Exercise directions: Wherever the word "Windows" turns up in a line of the entries, copy that line.

** Start of Exercise input **

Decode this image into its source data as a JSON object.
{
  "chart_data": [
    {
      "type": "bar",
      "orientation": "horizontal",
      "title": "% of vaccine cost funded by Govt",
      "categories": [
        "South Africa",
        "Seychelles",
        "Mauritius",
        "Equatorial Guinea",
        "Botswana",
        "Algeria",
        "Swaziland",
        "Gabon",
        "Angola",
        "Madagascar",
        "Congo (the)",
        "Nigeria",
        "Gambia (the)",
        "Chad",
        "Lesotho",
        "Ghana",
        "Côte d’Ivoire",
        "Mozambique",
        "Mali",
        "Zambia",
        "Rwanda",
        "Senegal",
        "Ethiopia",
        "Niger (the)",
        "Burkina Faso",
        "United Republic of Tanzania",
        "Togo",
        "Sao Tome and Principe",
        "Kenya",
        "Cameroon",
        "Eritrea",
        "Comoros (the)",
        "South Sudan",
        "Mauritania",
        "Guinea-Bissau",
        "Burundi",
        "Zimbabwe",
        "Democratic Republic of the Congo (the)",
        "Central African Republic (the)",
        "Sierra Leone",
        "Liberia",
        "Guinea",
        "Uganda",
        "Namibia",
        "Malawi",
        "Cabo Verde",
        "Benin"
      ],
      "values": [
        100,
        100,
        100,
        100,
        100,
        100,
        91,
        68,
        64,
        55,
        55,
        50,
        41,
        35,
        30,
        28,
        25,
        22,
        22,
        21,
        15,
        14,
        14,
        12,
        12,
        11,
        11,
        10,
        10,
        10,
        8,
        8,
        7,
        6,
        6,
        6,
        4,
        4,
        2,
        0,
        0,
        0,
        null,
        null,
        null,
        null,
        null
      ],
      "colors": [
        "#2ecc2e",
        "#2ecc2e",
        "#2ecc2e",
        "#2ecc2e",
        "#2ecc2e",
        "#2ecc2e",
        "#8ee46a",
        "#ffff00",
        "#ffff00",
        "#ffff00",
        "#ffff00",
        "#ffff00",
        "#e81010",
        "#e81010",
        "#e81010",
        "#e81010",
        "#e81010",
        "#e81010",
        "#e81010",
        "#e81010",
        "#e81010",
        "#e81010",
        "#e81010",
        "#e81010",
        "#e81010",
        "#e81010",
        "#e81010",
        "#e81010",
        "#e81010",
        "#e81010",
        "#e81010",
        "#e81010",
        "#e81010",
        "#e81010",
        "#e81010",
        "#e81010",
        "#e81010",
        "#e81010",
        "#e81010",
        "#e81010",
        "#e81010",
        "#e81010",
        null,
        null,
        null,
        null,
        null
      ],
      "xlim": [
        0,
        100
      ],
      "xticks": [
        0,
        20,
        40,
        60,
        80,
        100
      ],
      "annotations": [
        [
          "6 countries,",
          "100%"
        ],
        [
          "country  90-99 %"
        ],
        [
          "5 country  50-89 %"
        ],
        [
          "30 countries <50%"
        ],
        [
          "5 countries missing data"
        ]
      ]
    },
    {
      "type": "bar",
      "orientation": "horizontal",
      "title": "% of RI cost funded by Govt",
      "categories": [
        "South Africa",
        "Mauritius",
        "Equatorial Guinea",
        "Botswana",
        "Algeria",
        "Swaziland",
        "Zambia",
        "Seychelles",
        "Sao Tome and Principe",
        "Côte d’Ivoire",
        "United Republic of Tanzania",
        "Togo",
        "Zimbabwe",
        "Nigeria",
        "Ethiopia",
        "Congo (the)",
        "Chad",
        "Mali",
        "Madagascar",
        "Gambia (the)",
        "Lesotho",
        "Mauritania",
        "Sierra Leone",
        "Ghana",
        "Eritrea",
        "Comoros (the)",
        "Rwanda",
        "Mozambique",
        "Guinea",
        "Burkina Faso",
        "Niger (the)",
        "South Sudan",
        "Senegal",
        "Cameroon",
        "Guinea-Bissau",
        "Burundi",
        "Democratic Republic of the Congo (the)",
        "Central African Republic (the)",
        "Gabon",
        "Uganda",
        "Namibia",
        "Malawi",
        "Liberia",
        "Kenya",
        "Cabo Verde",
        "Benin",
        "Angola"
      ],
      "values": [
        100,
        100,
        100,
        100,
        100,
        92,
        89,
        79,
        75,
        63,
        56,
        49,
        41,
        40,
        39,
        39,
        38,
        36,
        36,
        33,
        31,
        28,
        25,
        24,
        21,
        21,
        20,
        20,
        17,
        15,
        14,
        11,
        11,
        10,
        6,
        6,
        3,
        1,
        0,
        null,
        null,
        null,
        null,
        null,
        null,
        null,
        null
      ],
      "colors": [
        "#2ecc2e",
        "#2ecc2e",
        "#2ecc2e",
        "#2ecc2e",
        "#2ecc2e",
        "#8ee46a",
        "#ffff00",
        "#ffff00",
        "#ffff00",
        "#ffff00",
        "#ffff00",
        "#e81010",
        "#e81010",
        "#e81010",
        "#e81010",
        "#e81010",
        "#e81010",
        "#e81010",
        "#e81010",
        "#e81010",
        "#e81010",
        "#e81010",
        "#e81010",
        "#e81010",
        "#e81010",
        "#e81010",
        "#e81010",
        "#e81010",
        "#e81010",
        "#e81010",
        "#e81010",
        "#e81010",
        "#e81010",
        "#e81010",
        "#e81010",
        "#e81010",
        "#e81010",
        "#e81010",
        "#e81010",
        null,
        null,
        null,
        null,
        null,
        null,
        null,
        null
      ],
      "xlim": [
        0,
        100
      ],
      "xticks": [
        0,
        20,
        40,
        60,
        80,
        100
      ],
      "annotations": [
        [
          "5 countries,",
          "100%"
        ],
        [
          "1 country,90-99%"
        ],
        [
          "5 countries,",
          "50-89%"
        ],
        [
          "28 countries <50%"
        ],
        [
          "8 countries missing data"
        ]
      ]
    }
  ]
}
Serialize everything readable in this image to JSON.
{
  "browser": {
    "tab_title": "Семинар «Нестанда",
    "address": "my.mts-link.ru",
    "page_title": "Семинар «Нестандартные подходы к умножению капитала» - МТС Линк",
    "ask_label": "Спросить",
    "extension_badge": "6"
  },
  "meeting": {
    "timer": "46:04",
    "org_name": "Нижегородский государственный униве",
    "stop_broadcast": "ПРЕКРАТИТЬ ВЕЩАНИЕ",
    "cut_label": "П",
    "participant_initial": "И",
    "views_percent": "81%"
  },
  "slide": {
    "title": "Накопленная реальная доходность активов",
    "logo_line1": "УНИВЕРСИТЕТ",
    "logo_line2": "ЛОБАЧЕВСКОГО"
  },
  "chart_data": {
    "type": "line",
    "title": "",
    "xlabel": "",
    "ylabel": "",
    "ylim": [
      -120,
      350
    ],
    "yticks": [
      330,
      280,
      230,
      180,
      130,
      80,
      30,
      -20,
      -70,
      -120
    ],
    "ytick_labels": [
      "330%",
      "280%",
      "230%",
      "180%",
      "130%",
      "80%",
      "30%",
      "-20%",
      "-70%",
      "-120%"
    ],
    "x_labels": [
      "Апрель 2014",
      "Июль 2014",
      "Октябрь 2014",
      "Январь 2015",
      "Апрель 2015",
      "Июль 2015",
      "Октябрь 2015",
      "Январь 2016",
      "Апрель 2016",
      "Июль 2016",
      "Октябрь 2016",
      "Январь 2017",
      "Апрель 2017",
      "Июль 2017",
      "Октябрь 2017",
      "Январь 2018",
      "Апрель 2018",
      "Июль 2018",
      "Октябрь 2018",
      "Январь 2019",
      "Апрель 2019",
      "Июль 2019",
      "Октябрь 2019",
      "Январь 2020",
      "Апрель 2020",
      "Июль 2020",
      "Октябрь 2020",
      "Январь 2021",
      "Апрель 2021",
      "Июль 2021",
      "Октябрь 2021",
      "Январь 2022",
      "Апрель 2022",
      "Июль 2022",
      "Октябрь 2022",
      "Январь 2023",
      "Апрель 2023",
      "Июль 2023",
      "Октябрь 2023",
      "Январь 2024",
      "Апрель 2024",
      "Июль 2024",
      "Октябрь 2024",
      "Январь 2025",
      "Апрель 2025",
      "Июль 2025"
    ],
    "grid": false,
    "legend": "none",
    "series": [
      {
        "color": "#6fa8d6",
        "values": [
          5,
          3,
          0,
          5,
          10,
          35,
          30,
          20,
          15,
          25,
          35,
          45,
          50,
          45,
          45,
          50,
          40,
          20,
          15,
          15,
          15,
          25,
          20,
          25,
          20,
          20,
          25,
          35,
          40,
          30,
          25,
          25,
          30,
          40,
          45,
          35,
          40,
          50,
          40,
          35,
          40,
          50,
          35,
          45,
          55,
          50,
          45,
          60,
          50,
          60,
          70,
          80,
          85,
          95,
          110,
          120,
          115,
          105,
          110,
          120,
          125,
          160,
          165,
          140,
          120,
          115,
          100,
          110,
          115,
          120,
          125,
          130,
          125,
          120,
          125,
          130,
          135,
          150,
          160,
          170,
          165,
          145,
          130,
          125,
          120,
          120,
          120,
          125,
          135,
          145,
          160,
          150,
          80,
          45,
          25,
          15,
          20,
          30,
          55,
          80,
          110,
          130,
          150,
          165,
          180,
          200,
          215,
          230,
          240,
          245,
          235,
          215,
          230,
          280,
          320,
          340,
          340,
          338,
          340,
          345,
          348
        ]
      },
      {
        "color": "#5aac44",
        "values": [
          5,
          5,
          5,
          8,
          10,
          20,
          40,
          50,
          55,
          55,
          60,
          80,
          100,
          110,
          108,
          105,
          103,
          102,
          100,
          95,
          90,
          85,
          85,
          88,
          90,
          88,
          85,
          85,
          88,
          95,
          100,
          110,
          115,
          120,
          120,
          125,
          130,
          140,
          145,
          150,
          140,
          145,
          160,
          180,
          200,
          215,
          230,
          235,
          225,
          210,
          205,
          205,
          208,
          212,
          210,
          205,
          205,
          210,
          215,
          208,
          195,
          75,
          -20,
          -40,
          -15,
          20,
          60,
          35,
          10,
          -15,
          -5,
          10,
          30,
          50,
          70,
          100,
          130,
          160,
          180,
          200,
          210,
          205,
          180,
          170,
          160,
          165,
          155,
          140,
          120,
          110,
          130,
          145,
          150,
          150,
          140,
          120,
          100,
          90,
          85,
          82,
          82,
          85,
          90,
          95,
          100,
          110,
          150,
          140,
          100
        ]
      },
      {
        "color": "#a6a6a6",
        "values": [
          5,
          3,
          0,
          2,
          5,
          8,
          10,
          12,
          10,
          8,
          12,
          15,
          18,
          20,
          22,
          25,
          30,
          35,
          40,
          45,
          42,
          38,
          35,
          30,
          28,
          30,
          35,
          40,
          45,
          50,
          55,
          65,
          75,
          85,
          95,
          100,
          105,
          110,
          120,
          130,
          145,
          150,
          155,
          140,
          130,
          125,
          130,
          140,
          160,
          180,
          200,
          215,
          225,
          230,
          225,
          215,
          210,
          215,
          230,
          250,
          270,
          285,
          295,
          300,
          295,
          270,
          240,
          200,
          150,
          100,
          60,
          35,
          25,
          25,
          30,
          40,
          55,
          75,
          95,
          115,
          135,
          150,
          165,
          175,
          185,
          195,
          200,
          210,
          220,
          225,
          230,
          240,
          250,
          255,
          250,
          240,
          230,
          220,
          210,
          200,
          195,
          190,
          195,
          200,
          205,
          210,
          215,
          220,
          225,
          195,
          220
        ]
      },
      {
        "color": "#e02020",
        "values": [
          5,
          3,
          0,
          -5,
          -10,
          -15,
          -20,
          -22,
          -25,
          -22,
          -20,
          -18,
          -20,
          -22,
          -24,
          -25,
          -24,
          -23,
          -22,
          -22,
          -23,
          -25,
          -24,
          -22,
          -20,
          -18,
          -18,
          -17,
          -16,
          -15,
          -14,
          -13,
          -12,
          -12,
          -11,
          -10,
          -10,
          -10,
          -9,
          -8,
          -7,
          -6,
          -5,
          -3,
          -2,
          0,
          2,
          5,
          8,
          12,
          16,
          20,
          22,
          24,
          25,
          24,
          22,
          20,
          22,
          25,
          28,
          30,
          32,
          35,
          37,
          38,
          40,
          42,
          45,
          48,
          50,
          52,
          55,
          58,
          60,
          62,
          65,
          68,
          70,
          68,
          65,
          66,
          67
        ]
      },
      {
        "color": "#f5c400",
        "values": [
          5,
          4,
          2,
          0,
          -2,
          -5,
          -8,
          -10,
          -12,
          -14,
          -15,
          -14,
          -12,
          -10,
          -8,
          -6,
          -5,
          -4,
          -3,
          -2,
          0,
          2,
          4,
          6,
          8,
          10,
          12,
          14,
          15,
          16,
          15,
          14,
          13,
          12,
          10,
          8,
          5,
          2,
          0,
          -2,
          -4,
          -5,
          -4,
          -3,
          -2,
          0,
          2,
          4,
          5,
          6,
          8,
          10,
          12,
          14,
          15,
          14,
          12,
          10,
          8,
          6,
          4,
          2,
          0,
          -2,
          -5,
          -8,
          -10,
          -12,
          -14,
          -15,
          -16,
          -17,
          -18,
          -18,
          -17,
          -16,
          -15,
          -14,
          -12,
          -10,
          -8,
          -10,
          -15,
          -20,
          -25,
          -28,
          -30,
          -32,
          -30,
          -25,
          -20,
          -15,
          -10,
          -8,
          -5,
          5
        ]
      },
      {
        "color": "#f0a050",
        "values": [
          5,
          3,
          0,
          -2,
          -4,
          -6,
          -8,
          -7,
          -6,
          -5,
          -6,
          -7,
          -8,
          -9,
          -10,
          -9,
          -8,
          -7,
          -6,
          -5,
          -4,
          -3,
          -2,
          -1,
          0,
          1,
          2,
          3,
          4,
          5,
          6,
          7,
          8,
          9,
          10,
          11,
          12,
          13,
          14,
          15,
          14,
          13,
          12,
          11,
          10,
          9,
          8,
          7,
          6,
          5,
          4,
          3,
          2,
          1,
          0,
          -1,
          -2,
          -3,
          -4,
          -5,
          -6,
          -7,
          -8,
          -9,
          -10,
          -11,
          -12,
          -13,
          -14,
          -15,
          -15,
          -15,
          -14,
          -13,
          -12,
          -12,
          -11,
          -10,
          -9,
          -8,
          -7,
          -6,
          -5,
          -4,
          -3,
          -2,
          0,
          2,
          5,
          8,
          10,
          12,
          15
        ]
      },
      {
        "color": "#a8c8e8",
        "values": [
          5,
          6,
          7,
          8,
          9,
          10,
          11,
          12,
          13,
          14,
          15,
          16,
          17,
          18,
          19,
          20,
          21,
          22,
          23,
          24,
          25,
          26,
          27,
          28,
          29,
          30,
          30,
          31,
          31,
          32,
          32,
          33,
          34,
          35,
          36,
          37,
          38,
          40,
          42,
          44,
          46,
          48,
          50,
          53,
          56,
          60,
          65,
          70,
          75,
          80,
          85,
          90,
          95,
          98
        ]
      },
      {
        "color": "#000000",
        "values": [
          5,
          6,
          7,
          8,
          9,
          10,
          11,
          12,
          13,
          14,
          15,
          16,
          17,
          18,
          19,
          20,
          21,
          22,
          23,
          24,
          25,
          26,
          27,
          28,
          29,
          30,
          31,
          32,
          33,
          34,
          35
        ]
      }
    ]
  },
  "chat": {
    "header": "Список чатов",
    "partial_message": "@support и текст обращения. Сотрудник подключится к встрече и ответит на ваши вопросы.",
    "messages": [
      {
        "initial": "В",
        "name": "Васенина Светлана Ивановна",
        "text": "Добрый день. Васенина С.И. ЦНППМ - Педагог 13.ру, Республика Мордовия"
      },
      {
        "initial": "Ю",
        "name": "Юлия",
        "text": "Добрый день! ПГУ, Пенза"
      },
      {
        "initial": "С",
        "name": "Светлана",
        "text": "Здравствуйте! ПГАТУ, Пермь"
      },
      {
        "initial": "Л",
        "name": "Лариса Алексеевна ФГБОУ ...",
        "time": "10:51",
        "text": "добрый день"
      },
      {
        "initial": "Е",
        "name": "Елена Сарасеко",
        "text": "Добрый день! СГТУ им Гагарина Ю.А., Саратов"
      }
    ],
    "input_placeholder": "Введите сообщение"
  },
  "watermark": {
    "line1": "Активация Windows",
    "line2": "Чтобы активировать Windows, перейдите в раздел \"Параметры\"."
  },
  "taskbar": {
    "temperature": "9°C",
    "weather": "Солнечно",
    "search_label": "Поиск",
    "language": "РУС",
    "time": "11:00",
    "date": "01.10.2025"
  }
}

** End of Exercise input **

The response:
    "line1": "Активация Windows",
    "line2": "Чтобы активировать Windows, перейдите в раздел \"Параметры\"."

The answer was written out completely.